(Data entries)
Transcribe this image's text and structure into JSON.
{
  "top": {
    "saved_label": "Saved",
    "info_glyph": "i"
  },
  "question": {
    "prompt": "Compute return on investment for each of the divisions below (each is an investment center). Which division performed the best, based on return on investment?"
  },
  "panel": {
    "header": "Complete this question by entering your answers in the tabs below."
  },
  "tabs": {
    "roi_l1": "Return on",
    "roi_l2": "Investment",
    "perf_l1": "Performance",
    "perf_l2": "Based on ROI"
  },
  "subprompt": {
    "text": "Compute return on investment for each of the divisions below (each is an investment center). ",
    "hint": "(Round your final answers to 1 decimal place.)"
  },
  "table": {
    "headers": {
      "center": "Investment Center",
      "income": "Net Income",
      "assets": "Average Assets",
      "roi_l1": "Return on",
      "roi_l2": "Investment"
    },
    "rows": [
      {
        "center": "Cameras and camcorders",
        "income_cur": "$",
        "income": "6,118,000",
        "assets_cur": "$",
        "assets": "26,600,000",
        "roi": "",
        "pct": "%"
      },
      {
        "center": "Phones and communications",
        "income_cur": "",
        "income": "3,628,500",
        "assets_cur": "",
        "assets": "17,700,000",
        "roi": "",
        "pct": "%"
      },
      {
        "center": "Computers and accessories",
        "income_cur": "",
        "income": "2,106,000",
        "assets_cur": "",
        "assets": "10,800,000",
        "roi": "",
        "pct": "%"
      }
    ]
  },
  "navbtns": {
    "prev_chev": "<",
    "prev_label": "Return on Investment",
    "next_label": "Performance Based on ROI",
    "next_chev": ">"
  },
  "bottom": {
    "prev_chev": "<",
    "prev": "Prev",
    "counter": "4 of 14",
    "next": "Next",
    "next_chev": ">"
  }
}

> _Aim_: Every line of the data above should be reproduced word for word.

> _Answer for the task_:
Transcribe this image's text and structure into JSON.
{
  "top": {
    "saved_label": "Saved",
    "info_glyph": "i"
  },
  "question": {
    "prompt": "Compute return on investment for each of the divisions below (each is an investment center). Which division performed the best, based on return on investment?"
  },
  "panel": {
    "header": "Complete this question by entering your answers in the tabs below."
  },
  "tabs": {
    "roi_l1": "Return on",
    "roi_l2": "Investment",
    "perf_l1": "Performance",
    "perf_l2": "Based on ROI"
  },
  "subprompt": {
    "text": "Compute return on investment for each of the divisions below (each is an investment center). ",
    "hint": "(Round your final answers to 1 decimal place.)"
  },
  "table": {
    "headers": {
      "center": "Investment Center",
      "income": "Net Income",
      "assets": "Average Assets",
      "roi_l1": "Return on",
      "roi_l2": "Investment"
    },
    "rows": [
      {
        "center": "Cameras and camcorders",
        "income_cur": "$",
        "income": "6,118,000",
        "assets_cur": "$",
        "assets": "26,600,000",
        "roi": "",
        "pct": "%"
      },
      {
        "center": "Phones and communications",
        "income_cur": "",
        "income": "3,628,500",
        "assets_cur": "",
        "assets": "17,700,000",
        "roi": "",
        "pct": "%"
      },
      {
        "center": "Computers and accessories",
        "income_cur": "",
        "income": "2,106,000",
        "assets_cur": "",
        "assets": "10,800,000",
        "roi": "",
        "pct": "%"
      }
    ]
  },
  "navbtns": {
    "prev_chev": "<",
    "prev_label": "Return on Investment",
    "next_label": "Performance Based on ROI",
    "next_chev": ">"
  },
  "bottom": {
    "prev_chev": "<",
    "prev": "Prev",
    "counter": "4 of 14",
    "next": "Next",
    "next_chev": ">"
  }
}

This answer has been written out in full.